WHAT YOU ARE ASKED TO DO: Say how many lines include the word "AERIAL". Reply with nothing but the number.

## Start

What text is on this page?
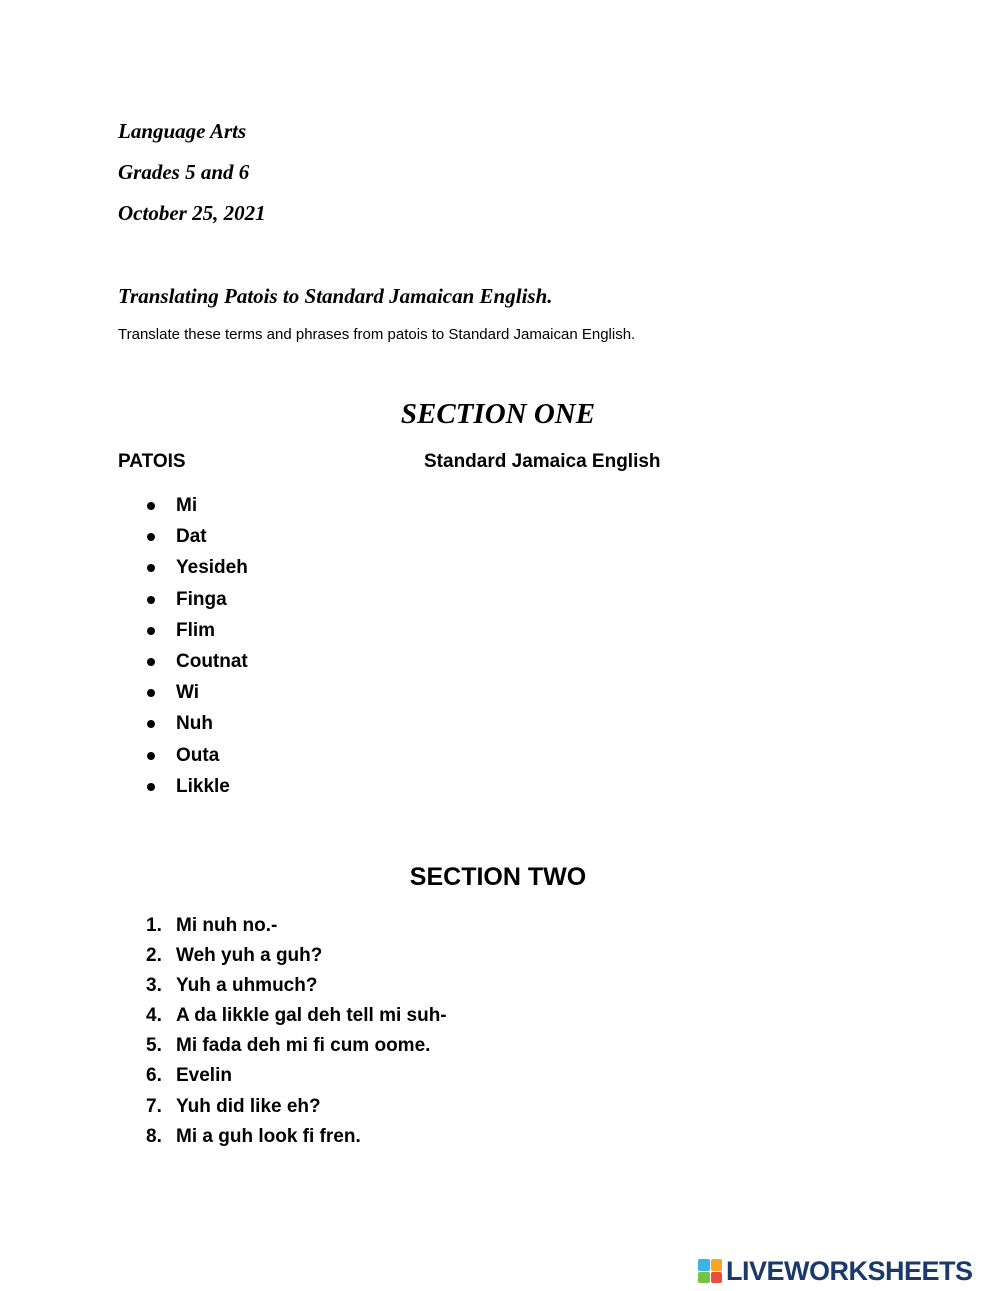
Language Arts
Grades 5 and 6
October 25, 2021
Translating Patois to Standard Jamaican English.
Translate these terms and phrases from patois to Standard Jamaican English.
SECTION ONE
PATOIS	Standard Jamaica English
Mi
Dat
Yesideh
Finga
Flim
Coutnat
Wi
Nuh
Outa
Likkle
SECTION TWO
1. Mi nuh no.-
2. Weh yuh a guh?
3. Yuh a uhmuch?
4. A da likkle gal deh tell mi suh-
5. Mi fada deh mi fi cum oome.
6. Evelin
7. Yuh did like eh?
8. Mi a guh look fi fren.
LIVEWORKSHEETS
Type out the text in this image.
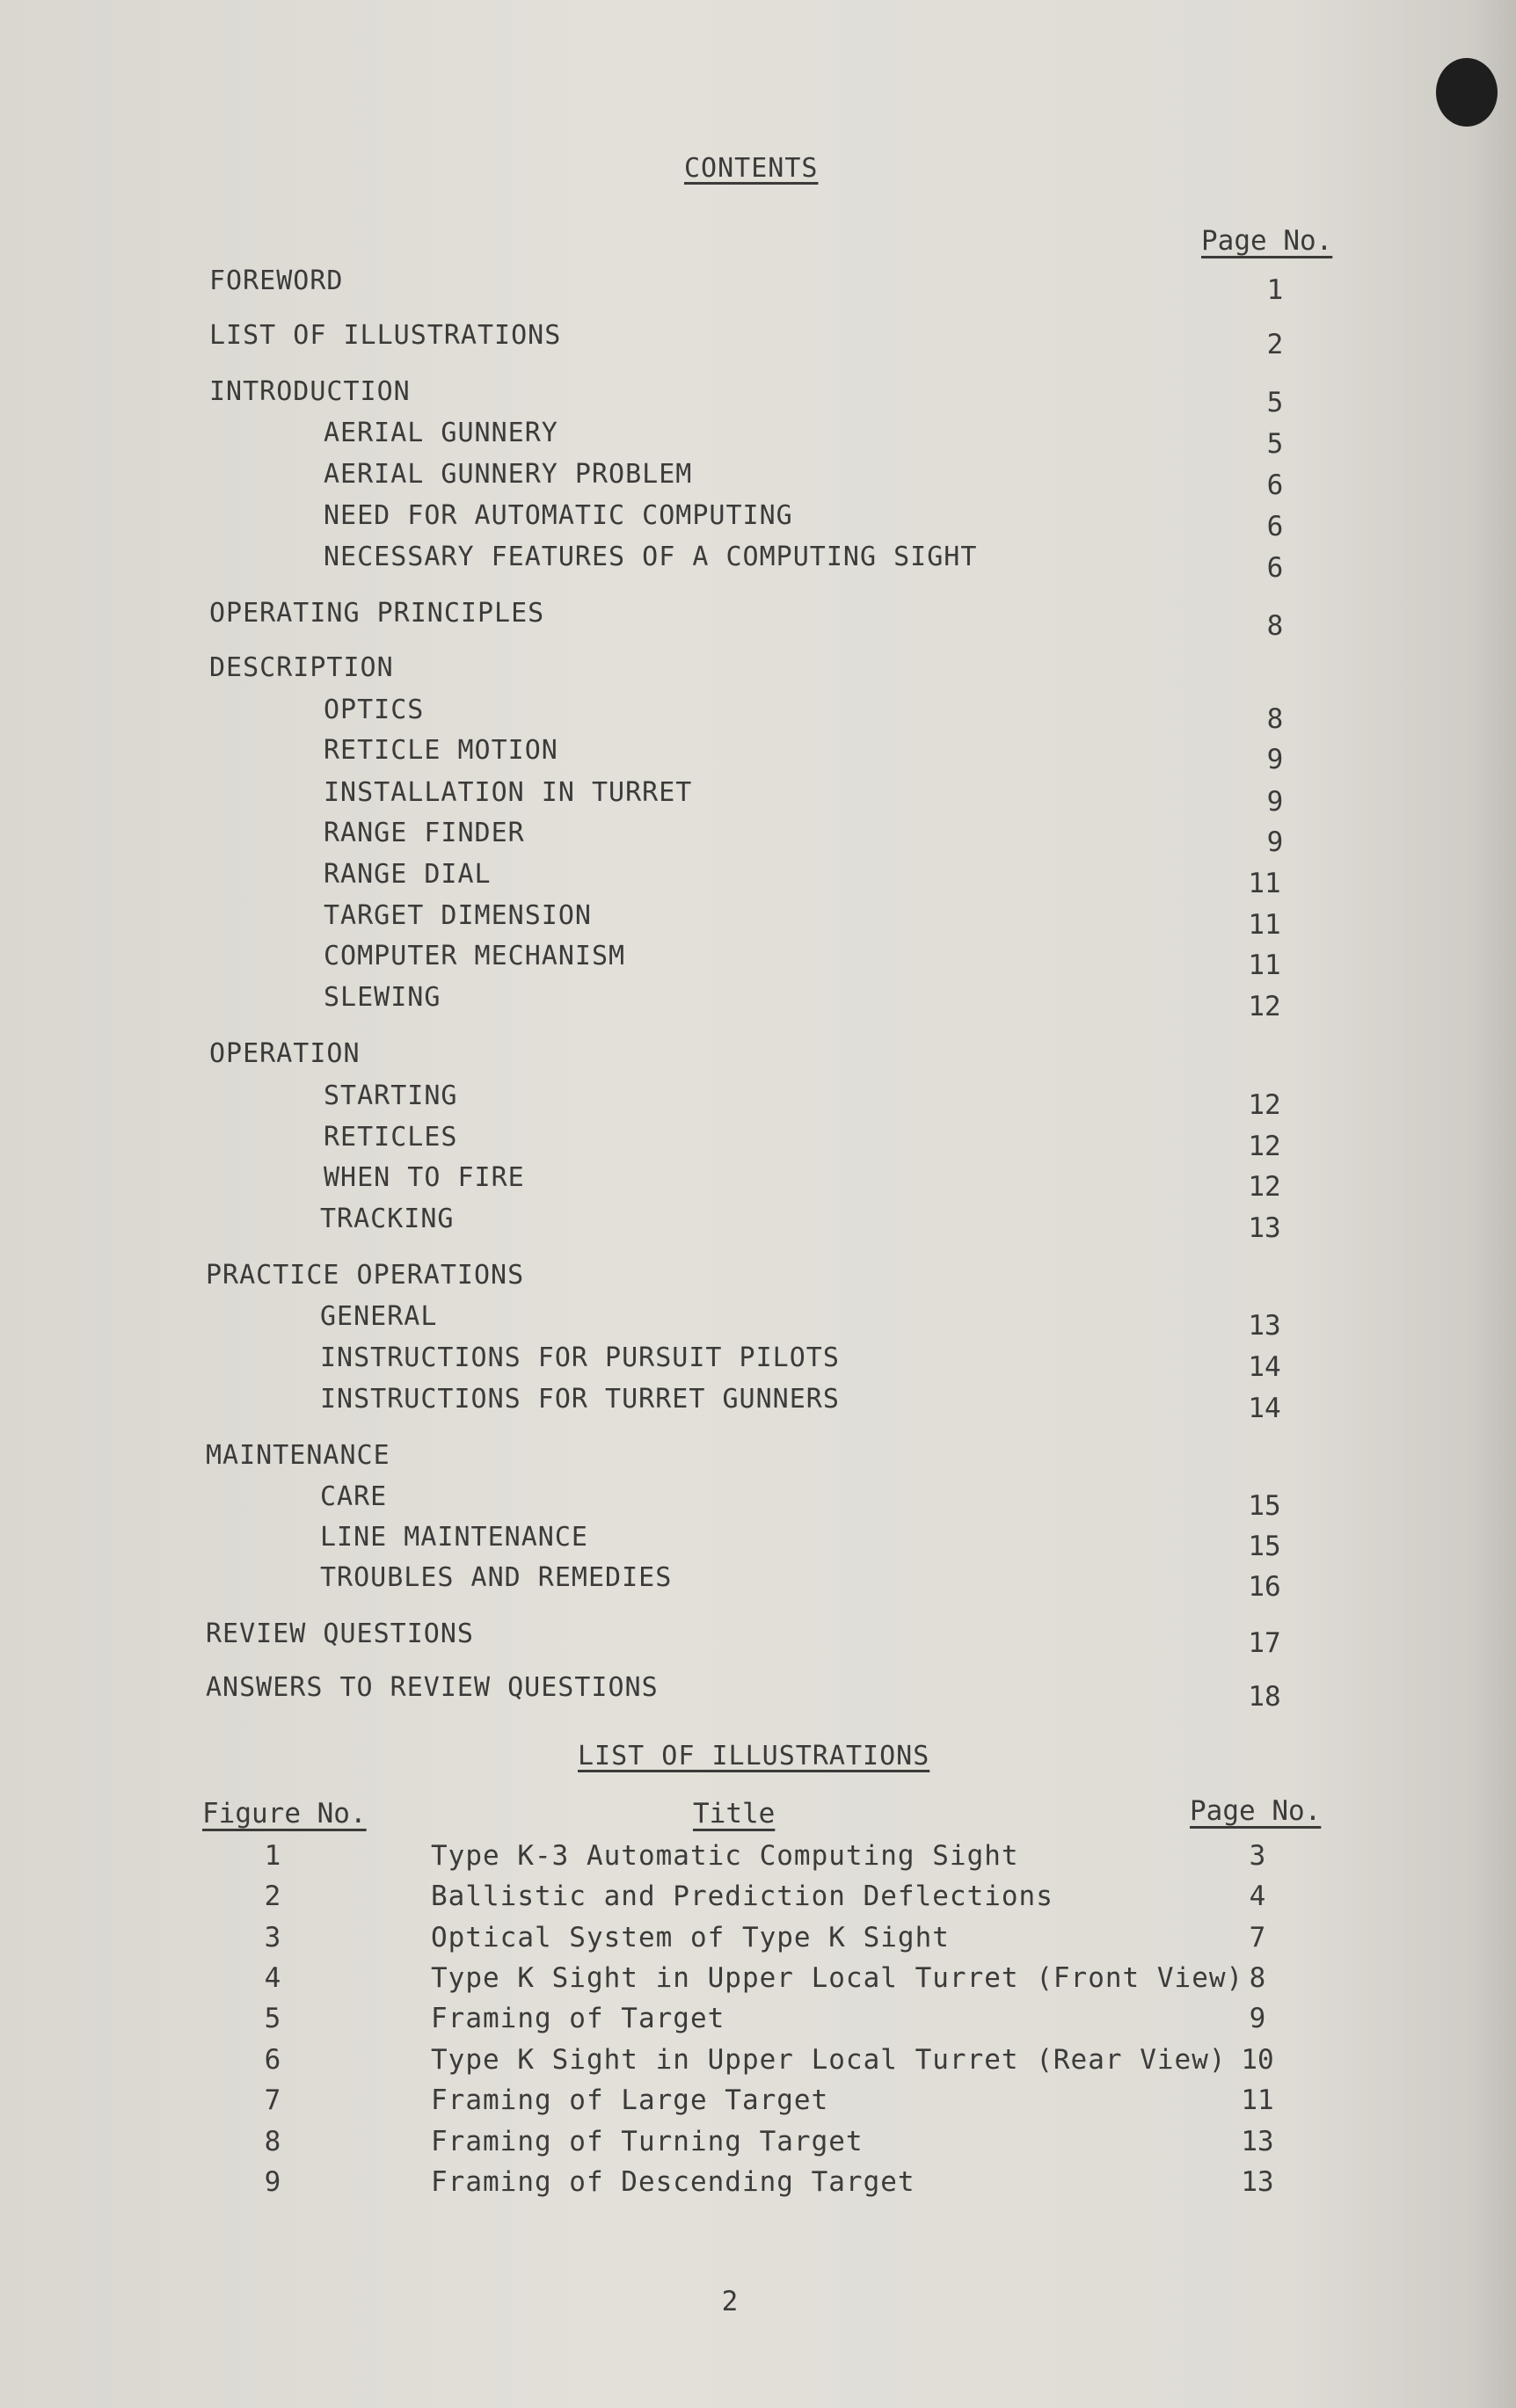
CONTENTS
Page No.
FOREWORD	1
LIST OF ILLUSTRATIONS	2
INTRODUCTION	5
AERIAL GUNNERY	5
AERIAL GUNNERY PROBLEM	6
NEED FOR AUTOMATIC COMPUTING	6
NECESSARY FEATURES OF A COMPUTING SIGHT	6
OPERATING PRINCIPLES	8
DESCRIPTION
OPTICS	8
RETICLE MOTION	9
INSTALLATION IN TURRET	9
RANGE FINDER	9
RANGE DIAL	11
TARGET DIMENSION	11
COMPUTER MECHANISM	11
SLEWING	12
OPERATION
STARTING	12
RETICLES	12
WHEN TO FIRE	12
TRACKING	13
PRACTICE OPERATIONS
GENERAL	13
INSTRUCTIONS FOR PURSUIT PILOTS	14
INSTRUCTIONS FOR TURRET GUNNERS	14
MAINTENANCE
CARE	15
LINE MAINTENANCE	15
TROUBLES AND REMEDIES	16
REVIEW QUESTIONS	17
ANSWERS TO REVIEW QUESTIONS	18
LIST OF ILLUSTRATIONS
Figure No.	Title	Page No.
1	Type K-3 Automatic Computing Sight	3
2	Ballistic and Prediction Deflections	4
3	Optical System of Type K Sight	7
4	Type K Sight in Upper Local Turret (Front View) 8
5	Framing of Target	9
6	Type K Sight in Upper Local Turret (Rear View) 10
7	Framing of Large Target	11
8	Framing of Turning Target	13
9	Framing of Descending Target	13
2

## End

CORRECT RESULT: 2